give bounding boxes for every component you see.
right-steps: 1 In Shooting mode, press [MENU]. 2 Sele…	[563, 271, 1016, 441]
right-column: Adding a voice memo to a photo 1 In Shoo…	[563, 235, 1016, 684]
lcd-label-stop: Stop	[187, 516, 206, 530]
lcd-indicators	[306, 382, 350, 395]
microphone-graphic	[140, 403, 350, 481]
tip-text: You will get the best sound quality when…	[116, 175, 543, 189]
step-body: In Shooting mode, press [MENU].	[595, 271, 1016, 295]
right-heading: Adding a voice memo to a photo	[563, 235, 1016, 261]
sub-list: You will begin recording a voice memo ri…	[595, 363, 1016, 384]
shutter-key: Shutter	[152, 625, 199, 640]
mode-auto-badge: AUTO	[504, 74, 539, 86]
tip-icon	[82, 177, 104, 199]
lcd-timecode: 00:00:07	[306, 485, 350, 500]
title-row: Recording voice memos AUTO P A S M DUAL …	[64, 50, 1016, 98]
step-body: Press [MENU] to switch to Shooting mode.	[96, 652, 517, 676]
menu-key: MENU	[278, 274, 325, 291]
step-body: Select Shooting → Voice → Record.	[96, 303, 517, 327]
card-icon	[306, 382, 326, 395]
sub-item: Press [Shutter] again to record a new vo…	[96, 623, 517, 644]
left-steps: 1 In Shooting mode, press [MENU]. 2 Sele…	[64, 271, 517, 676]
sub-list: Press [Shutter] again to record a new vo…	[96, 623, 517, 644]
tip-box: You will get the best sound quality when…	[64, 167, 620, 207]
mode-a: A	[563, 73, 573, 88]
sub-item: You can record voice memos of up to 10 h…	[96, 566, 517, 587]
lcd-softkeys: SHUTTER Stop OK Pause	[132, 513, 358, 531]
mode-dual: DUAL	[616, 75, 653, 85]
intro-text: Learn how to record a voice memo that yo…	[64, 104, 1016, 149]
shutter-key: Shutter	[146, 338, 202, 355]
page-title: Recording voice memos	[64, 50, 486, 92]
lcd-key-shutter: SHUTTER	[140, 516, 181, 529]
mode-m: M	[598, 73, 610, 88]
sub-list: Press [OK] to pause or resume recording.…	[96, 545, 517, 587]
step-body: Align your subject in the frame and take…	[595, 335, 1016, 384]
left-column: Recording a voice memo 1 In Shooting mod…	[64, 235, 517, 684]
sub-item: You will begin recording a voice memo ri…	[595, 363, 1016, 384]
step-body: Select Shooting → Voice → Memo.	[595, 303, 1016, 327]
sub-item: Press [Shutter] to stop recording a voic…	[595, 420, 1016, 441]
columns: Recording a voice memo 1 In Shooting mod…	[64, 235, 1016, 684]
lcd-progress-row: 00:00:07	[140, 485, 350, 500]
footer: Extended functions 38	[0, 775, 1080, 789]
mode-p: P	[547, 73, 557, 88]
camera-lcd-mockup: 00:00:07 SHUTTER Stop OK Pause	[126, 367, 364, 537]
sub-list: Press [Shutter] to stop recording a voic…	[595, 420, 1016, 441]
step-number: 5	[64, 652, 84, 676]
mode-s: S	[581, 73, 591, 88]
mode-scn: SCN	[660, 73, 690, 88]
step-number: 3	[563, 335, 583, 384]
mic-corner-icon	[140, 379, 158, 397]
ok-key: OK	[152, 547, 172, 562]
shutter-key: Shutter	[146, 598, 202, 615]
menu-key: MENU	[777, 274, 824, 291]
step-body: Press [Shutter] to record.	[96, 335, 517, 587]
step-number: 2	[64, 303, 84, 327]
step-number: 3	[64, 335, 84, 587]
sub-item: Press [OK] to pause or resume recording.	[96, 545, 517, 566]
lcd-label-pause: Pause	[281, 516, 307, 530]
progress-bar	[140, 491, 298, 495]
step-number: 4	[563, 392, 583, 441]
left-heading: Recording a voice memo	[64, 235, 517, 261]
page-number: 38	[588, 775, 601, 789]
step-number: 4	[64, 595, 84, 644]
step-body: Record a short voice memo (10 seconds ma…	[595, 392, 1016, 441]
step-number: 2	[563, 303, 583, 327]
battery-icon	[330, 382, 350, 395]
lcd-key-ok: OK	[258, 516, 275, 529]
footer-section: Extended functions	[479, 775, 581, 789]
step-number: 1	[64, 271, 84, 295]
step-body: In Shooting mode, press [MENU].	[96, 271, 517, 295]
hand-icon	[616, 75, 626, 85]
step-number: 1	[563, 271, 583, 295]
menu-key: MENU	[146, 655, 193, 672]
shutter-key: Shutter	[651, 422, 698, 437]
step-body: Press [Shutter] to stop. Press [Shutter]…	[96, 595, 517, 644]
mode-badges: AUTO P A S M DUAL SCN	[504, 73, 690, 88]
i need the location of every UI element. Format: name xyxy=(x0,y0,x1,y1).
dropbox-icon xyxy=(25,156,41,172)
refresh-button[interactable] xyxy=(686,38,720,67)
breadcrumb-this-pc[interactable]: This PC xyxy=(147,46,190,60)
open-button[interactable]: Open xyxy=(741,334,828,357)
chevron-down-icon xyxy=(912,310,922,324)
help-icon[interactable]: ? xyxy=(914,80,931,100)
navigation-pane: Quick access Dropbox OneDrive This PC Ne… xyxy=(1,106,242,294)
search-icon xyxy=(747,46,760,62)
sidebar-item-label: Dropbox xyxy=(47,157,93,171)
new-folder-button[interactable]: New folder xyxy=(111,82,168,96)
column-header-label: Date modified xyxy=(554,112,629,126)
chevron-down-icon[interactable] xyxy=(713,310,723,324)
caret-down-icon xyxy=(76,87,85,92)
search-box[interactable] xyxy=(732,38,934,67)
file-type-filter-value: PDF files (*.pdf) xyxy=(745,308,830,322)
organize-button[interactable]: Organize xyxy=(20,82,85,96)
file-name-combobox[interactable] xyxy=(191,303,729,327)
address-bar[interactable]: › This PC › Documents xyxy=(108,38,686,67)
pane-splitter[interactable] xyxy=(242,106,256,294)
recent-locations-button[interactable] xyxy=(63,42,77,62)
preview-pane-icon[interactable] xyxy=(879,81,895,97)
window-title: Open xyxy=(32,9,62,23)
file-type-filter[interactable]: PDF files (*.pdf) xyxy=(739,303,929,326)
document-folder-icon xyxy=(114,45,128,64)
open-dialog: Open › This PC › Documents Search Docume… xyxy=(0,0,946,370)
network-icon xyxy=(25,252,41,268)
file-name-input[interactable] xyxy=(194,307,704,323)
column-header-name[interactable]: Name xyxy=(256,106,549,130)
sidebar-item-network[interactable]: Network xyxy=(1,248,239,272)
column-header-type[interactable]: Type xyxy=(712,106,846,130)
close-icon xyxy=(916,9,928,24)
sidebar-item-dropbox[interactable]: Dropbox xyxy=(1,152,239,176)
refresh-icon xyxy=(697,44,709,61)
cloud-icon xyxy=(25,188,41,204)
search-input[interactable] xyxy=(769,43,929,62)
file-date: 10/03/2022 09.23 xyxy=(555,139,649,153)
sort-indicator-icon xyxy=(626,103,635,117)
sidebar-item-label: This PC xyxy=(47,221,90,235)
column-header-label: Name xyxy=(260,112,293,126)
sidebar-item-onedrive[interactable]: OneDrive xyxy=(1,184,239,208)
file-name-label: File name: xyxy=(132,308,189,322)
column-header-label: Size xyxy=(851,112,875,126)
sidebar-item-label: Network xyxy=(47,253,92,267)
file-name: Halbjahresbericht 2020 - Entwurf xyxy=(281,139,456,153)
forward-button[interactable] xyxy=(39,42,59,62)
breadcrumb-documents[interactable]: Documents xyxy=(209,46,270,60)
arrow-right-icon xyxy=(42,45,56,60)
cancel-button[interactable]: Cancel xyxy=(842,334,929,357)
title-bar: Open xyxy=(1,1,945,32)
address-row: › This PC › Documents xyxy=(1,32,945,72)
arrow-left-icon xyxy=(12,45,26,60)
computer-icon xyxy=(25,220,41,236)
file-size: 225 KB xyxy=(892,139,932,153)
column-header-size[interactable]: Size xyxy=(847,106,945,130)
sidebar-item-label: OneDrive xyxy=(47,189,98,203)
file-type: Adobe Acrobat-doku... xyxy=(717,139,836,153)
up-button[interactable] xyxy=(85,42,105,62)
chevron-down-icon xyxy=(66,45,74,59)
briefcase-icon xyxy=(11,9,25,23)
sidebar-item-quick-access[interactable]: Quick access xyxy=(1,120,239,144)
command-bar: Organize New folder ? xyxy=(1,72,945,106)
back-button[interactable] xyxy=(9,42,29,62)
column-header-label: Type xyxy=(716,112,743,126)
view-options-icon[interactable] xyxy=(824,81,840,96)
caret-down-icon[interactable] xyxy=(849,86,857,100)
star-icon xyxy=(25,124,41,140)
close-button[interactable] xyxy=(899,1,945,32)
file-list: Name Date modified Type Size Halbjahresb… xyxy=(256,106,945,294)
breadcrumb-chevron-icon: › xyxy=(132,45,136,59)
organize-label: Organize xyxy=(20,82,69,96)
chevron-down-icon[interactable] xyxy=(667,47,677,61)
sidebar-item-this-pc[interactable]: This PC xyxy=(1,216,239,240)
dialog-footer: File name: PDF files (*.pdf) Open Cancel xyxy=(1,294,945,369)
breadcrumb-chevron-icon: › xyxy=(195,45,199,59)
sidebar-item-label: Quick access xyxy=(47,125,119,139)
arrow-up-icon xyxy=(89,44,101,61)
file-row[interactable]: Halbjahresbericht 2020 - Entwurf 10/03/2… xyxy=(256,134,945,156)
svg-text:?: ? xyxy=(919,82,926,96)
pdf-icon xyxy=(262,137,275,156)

:::::

### Task statement
Please lay out everything from the first line of the items down through the line containing "338, 202, 355]" as a numbered list, leaving out any blank lines.

### Response for this exercise
1. give bounding boxes for every component you see.
2. right-steps: 1 In Shooting mode, press [MENU]. 2 Sele…	[563, 271, 1016, 441]
3. right-column: Adding a voice memo to a photo 1 In Shoo…	[563, 235, 1016, 684]
4. lcd-label-stop: Stop	[187, 516, 206, 530]
5. lcd-indicators	[306, 382, 350, 395]
6. microphone-graphic	[140, 403, 350, 481]
7. tip-text: You will get the best sound quality when…	[116, 175, 543, 189]
8. step-body: In Shooting mode, press [MENU].	[595, 271, 1016, 295]
9. right-heading: Adding a voice memo to a photo	[563, 235, 1016, 261]
10. sub-list: You will begin recording a voice memo ri…	[595, 363, 1016, 384]
11. shutter-key: Shutter	[152, 625, 199, 640]
12. mode-auto-badge: AUTO	[504, 74, 539, 86]
13. tip-icon	[82, 177, 104, 199]
14. lcd-timecode: 00:00:07	[306, 485, 350, 500]
15. title-row: Recording voice memos AUTO P A S M DUAL …	[64, 50, 1016, 98]
16. step-body: Press [MENU] to switch to Shooting mode.	[96, 652, 517, 676]
17. menu-key: MENU	[278, 274, 325, 291]
18. step-body: Select Shooting → Voice → Record.	[96, 303, 517, 327]
19. card-icon	[306, 382, 326, 395]
20. sub-item: Press [Shutter] again to record a new vo…	[96, 623, 517, 644]
21. left-steps: 1 In Shooting mode, press [MENU]. 2 Sele…	[64, 271, 517, 676]
22. sub-list: Press [Shutter] again to record a new vo…	[96, 623, 517, 644]
23. tip-box: You will get the best sound quality when…	[64, 167, 620, 207]
24. mode-a: A	[563, 73, 573, 88]
25. sub-item: You can record voice memos of up to 10 h…	[96, 566, 517, 587]
26. lcd-softkeys: SHUTTER Stop OK Pause	[132, 513, 358, 531]
27. mode-dual: DUAL	[616, 75, 653, 85]
28. intro-text: Learn how to record a voice memo that yo…	[64, 104, 1016, 149]
29. shutter-key: Shutter	[146, 338, 202, 355]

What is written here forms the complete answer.